» Records shown
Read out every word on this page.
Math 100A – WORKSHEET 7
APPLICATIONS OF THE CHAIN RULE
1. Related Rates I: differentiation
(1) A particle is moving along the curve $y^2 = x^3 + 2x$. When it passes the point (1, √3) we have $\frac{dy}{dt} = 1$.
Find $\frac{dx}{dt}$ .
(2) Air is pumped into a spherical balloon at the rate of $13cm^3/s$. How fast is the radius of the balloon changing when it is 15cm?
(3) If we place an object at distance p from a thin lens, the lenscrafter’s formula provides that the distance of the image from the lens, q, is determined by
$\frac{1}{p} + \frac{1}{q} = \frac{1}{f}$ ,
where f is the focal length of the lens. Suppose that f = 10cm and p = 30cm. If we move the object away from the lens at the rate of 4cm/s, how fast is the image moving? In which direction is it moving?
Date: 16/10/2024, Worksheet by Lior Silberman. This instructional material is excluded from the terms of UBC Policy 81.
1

» Directive
Every record above must be duplicated exactly.

» Problem solution
Read out every word on this page.
Math 100A – WORKSHEET 7
APPLICATIONS OF THE CHAIN RULE
1. Related Rates I: differentiation
(1) A particle is moving along the curve $y^2 = x^3 + 2x$. When it passes the point (1, √3) we have $\frac{dy}{dt} = 1$.
Find $\frac{dx}{dt}$ .
(2) Air is pumped into a spherical balloon at the rate of $13cm^3/s$. How fast is the radius of the balloon changing when it is 15cm?
(3) If we place an object at distance p from a thin lens, the lenscrafter’s formula provides that the distance of the image from the lens, q, is determined by
$\frac{1}{p} + \frac{1}{q} = \frac{1}{f}$ ,
where f is the focal length of the lens. Suppose that f = 10cm and p = 30cm. If we move the object away from the lens at the rate of 4cm/s, how fast is the image moving? In which direction is it moving?
Date: 16/10/2024, Worksheet by Lior Silberman. This instructional material is excluded from the terms of UBC Policy 81.
1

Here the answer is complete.